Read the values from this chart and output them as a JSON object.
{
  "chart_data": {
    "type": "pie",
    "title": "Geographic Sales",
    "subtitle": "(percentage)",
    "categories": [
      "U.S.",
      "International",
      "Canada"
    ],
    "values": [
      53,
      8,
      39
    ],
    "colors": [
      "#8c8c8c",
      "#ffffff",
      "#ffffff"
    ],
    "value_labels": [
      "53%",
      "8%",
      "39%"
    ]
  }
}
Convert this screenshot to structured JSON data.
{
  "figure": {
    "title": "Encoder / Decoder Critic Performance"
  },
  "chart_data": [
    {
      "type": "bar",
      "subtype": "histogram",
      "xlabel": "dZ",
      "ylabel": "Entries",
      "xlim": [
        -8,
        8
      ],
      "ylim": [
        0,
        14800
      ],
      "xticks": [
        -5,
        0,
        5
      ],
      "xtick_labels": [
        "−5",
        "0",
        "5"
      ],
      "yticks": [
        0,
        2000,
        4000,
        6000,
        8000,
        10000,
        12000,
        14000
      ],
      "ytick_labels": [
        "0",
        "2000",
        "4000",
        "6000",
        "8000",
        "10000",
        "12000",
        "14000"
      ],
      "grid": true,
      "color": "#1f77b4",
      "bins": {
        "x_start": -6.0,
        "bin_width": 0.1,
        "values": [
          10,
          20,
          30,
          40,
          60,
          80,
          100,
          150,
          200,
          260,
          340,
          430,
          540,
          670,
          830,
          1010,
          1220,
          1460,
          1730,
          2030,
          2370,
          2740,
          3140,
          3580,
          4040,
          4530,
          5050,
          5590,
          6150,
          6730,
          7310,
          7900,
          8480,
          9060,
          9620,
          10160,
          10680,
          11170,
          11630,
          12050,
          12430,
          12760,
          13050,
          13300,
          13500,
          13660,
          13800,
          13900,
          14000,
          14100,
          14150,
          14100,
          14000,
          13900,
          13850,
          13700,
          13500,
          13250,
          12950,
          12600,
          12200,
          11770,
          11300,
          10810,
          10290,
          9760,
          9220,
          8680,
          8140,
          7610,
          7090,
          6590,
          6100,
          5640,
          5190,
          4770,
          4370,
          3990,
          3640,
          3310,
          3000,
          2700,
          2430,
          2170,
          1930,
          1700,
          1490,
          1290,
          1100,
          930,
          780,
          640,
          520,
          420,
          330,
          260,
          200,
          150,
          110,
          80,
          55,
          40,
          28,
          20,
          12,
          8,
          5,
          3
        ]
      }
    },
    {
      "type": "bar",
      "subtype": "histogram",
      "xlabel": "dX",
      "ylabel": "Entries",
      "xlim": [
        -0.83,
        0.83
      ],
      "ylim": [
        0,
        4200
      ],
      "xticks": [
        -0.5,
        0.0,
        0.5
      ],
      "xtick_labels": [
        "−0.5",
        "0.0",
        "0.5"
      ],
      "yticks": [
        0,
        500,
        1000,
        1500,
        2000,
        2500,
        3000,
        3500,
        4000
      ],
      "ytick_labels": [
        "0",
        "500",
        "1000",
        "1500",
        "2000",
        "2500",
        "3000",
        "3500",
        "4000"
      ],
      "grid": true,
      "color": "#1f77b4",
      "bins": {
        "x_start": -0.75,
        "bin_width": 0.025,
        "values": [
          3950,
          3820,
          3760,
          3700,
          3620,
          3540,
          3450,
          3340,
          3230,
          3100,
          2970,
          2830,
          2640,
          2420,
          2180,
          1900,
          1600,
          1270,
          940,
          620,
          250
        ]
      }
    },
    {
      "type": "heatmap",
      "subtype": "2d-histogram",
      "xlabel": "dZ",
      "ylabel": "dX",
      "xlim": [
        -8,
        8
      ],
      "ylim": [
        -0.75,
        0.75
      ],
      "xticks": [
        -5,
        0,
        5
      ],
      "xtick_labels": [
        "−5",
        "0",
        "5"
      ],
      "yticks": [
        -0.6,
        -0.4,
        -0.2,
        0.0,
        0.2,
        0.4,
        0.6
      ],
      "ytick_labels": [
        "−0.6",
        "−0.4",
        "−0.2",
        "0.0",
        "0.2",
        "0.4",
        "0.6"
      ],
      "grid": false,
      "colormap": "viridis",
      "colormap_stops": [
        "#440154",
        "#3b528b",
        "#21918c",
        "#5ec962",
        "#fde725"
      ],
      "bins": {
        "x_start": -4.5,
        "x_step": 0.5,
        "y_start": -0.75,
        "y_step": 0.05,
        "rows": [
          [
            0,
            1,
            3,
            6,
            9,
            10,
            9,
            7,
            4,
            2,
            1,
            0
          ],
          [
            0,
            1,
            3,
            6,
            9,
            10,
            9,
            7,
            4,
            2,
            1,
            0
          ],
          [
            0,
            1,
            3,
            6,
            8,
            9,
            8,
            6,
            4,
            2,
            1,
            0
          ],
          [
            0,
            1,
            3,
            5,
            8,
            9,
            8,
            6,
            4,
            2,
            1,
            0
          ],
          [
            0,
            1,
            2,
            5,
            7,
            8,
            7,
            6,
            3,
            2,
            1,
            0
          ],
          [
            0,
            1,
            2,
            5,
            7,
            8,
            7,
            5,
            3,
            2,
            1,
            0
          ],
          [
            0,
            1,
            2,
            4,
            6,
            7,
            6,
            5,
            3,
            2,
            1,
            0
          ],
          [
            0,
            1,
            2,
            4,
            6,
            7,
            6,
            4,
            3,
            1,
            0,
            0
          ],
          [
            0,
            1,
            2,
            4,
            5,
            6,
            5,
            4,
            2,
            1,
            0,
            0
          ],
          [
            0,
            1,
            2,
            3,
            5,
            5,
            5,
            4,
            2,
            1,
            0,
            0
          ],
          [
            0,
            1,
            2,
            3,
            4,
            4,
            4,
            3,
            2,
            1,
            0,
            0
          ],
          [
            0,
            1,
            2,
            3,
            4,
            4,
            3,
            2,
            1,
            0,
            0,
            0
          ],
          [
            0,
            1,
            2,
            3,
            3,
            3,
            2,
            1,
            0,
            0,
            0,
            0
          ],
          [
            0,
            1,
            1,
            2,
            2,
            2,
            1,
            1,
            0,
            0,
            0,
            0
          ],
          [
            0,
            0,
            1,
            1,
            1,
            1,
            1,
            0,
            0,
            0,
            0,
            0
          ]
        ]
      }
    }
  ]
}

+ + + + + + +

--- What the exercise asks ---
Reproduce all of the data exactly as given.

--- Solved problem ---
Read the values from this chart and output them as a JSON object.
{
  "chart_data": {
    "type": "pie",
    "title": "Geographic Sales",
    "subtitle": "(percentage)",
    "categories": [
      "U.S.",
      "International",
      "Canada"
    ],
    "values": [
      53,
      8,
      39
    ],
    "colors": [
      "#8c8c8c",
      "#ffffff",
      "#ffffff"
    ],
    "value_labels": [
      "53%",
      "8%",
      "39%"
    ]
  }
}
Convert this screenshot to structured JSON data.
{
  "figure": {
    "title": "Encoder / Decoder Critic Performance"
  },
  "chart_data": [
    {
      "type": "bar",
      "subtype": "histogram",
      "xlabel": "dZ",
      "ylabel": "Entries",
      "xlim": [
        -8,
        8
      ],
      "ylim": [
        0,
        14800
      ],
      "xticks": [
        -5,
        0,
        5
      ],
      "xtick_labels": [
        "−5",
        "0",
        "5"
      ],
      "yticks": [
        0,
        2000,
        4000,
        6000,
        8000,
        10000,
        12000,
        14000
      ],
      "ytick_labels": [
        "0",
        "2000",
        "4000",
        "6000",
        "8000",
        "10000",
        "12000",
        "14000"
      ],
      "grid": true,
      "color": "#1f77b4",
      "bins": {
        "x_start": -6.0,
        "bin_width": 0.1,
        "values": [
          10,
          20,
          30,
          40,
          60,
          80,
          100,
          150,
          200,
          260,
          340,
          430,
          540,
          670,
          830,
          1010,
          1220,
          1460,
          1730,
          2030,
          2370,
          2740,
          3140,
          3580,
          4040,
          4530,
          5050,
          5590,
          6150,
          6730,
          7310,
          7900,
          8480,
          9060,
          9620,
          10160,
          10680,
          11170,
          11630,
          12050,
          12430,
          12760,
          13050,
          13300,
          13500,
          13660,
          13800,
          13900,
          14000,
          14100,
          14150,
          14100,
          14000,
          13900,
          13850,
          13700,
          13500,
          13250,
          12950,
          12600,
          12200,
          11770,
          11300,
          10810,
          10290,
          9760,
          9220,
          8680,
          8140,
          7610,
          7090,
          6590,
          6100,
          5640,
          5190,
          4770,
          4370,
          3990,
          3640,
          3310,
          3000,
          2700,
          2430,
          2170,
          1930,
          1700,
          1490,
          1290,
          1100,
          930,
          780,
          640,
          520,
          420,
          330,
          260,
          200,
          150,
          110,
          80,
          55,
          40,
          28,
          20,
          12,
          8,
          5,
          3
        ]
      }
    },
    {
      "type": "bar",
      "subtype": "histogram",
      "xlabel": "dX",
      "ylabel": "Entries",
      "xlim": [
        -0.83,
        0.83
      ],
      "ylim": [
        0,
        4200
      ],
      "xticks": [
        -0.5,
        0.0,
        0.5
      ],
      "xtick_labels": [
        "−0.5",
        "0.0",
        "0.5"
      ],
      "yticks": [
        0,
        500,
        1000,
        1500,
        2000,
        2500,
        3000,
        3500,
        4000
      ],
      "ytick_labels": [
        "0",
        "500",
        "1000",
        "1500",
        "2000",
        "2500",
        "3000",
        "3500",
        "4000"
      ],
      "grid": true,
      "color": "#1f77b4",
      "bins": {
        "x_start": -0.75,
        "bin_width": 0.025,
        "values": [
          3950,
          3820,
          3760,
          3700,
          3620,
          3540,
          3450,
          3340,
          3230,
          3100,
          2970,
          2830,
          2640,
          2420,
          2180,
          1900,
          1600,
          1270,
          940,
          620,
          250
        ]
      }
    },
    {
      "type": "heatmap",
      "subtype": "2d-histogram",
      "xlabel": "dZ",
      "ylabel": "dX",
      "xlim": [
        -8,
        8
      ],
      "ylim": [
        -0.75,
        0.75
      ],
      "xticks": [
        -5,
        0,
        5
      ],
      "xtick_labels": [
        "−5",
        "0",
        "5"
      ],
      "yticks": [
        -0.6,
        -0.4,
        -0.2,
        0.0,
        0.2,
        0.4,
        0.6
      ],
      "ytick_labels": [
        "−0.6",
        "−0.4",
        "−0.2",
        "0.0",
        "0.2",
        "0.4",
        "0.6"
      ],
      "grid": false,
      "colormap": "viridis",
      "colormap_stops": [
        "#440154",
        "#3b528b",
        "#21918c",
        "#5ec962",
        "#fde725"
      ],
      "bins": {
        "x_start": -4.5,
        "x_step": 0.5,
        "y_start": -0.75,
        "y_step": 0.05,
        "rows": [
          [
            0,
            1,
            3,
            6,
            9,
            10,
            9,
            7,
            4,
            2,
            1,
            0
          ],
          [
            0,
            1,
            3,
            6,
            9,
            10,
            9,
            7,
            4,
            2,
            1,
            0
          ],
          [
            0,
            1,
            3,
            6,
            8,
            9,
            8,
            6,
            4,
            2,
            1,
            0
          ],
          [
            0,
            1,
            3,
            5,
            8,
            9,
            8,
            6,
            4,
            2,
            1,
            0
          ],
          [
            0,
            1,
            2,
            5,
            7,
            8,
            7,
            6,
            3,
            2,
            1,
            0
          ],
          [
            0,
            1,
            2,
            5,
            7,
            8,
            7,
            5,
            3,
            2,
            1,
            0
          ],
          [
            0,
            1,
            2,
            4,
            6,
            7,
            6,
            5,
            3,
            2,
            1,
            0
          ],
          [
            0,
            1,
            2,
            4,
            6,
            7,
            6,
            4,
            3,
            1,
            0,
            0
          ],
          [
            0,
            1,
            2,
            4,
            5,
            6,
            5,
            4,
            2,
            1,
            0,
            0
          ],
          [
            0,
            1,
            2,
            3,
            5,
            5,
            5,
            4,
            2,
            1,
            0,
            0
          ],
          [
            0,
            1,
            2,
            3,
            4,
            4,
            4,
            3,
            2,
            1,
            0,
            0
          ],
          [
            0,
            1,
            2,
            3,
            4,
            4,
            3,
            2,
            1,
            0,
            0,
            0
          ],
          [
            0,
            1,
            2,
            3,
            3,
            3,
            2,
            1,
            0,
            0,
            0,
            0
          ],
          [
            0,
            1,
            1,
            2,
            2,
            2,
            1,
            1,
            0,
            0,
            0,
            0
          ],
          [
            0,
            0,
            1,
            1,
            1,
            1,
            1,
            0,
            0,
            0,
            0,
            0
          ]
        ]
      }
    }
  ]
}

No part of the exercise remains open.